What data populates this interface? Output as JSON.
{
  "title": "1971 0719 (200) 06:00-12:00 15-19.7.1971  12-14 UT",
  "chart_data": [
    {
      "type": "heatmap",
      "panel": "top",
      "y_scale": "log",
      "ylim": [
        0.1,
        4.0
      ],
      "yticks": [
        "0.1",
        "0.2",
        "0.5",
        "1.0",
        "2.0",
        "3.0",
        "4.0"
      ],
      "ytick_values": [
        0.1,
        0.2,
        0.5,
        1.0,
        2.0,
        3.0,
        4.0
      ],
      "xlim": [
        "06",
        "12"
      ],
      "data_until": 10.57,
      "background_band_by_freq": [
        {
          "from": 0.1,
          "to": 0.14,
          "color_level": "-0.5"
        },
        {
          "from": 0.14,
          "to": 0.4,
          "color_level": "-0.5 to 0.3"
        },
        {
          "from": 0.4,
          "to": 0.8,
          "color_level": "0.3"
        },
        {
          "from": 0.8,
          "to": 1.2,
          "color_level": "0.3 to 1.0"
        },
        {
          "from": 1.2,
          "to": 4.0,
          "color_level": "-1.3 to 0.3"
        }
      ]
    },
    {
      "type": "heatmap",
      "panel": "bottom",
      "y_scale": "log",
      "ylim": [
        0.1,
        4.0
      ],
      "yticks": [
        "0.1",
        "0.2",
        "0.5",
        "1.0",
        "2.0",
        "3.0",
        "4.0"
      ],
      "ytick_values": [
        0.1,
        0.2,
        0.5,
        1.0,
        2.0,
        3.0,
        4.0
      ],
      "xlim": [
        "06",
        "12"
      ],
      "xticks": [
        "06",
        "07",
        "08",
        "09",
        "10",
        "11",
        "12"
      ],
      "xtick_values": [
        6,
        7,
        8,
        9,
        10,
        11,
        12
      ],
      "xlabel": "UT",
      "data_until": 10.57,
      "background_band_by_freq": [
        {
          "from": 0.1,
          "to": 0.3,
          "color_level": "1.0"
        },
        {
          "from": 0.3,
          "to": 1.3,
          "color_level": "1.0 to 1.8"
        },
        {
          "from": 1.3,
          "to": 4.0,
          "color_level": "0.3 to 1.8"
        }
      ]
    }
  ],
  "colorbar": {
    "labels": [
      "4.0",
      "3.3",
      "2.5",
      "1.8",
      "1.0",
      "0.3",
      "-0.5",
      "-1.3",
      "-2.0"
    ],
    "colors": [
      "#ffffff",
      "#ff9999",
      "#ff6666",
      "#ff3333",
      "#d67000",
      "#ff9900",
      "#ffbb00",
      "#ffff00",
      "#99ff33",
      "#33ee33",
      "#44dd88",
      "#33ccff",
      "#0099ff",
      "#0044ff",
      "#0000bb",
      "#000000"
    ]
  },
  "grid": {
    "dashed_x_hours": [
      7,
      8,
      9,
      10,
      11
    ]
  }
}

:::::

*What this task involves*. Go through the listing above and restate it word for word.

*Solved problem*.
What data populates this interface? Output as JSON.
{
  "title": "1971 0719 (200) 06:00-12:00 15-19.7.1971  12-14 UT",
  "chart_data": [
    {
      "type": "heatmap",
      "panel": "top",
      "y_scale": "log",
      "ylim": [
        0.1,
        4.0
      ],
      "yticks": [
        "0.1",
        "0.2",
        "0.5",
        "1.0",
        "2.0",
        "3.0",
        "4.0"
      ],
      "ytick_values": [
        0.1,
        0.2,
        0.5,
        1.0,
        2.0,
        3.0,
        4.0
      ],
      "xlim": [
        "06",
        "12"
      ],
      "data_until": 10.57,
      "background_band_by_freq": [
        {
          "from": 0.1,
          "to": 0.14,
          "color_level": "-0.5"
        },
        {
          "from": 0.14,
          "to": 0.4,
          "color_level": "-0.5 to 0.3"
        },
        {
          "from": 0.4,
          "to": 0.8,
          "color_level": "0.3"
        },
        {
          "from": 0.8,
          "to": 1.2,
          "color_level": "0.3 to 1.0"
        },
        {
          "from": 1.2,
          "to": 4.0,
          "color_level": "-1.3 to 0.3"
        }
      ]
    },
    {
      "type": "heatmap",
      "panel": "bottom",
      "y_scale": "log",
      "ylim": [
        0.1,
        4.0
      ],
      "yticks": [
        "0.1",
        "0.2",
        "0.5",
        "1.0",
        "2.0",
        "3.0",
        "4.0"
      ],
      "ytick_values": [
        0.1,
        0.2,
        0.5,
        1.0,
        2.0,
        3.0,
        4.0
      ],
      "xlim": [
        "06",
        "12"
      ],
      "xticks": [
        "06",
        "07",
        "08",
        "09",
        "10",
        "11",
        "12"
      ],
      "xtick_values": [
        6,
        7,
        8,
        9,
        10,
        11,
        12
      ],
      "xlabel": "UT",
      "data_until": 10.57,
      "background_band_by_freq": [
        {
          "from": 0.1,
          "to": 0.3,
          "color_level": "1.0"
        },
        {
          "from": 0.3,
          "to": 1.3,
          "color_level": "1.0 to 1.8"
        },
        {
          "from": 1.3,
          "to": 4.0,
          "color_level": "0.3 to 1.8"
        }
      ]
    }
  ],
  "colorbar": {
    "labels": [
      "4.0",
      "3.3",
      "2.5",
      "1.8",
      "1.0",
      "0.3",
      "-0.5",
      "-1.3",
      "-2.0"
    ],
    "colors": [
      "#ffffff",
      "#ff9999",
      "#ff6666",
      "#ff3333",
      "#d67000",
      "#ff9900",
      "#ffbb00",
      "#ffff00",
      "#99ff33",
      "#33ee33",
      "#44dd88",
      "#33ccff",
      "#0099ff",
      "#0044ff",
      "#0000bb",
      "#000000"
    ]
  },
  "grid": {
    "dashed_x_hours": [
      7,
      8,
      9,
      10,
      11
    ]
  }
}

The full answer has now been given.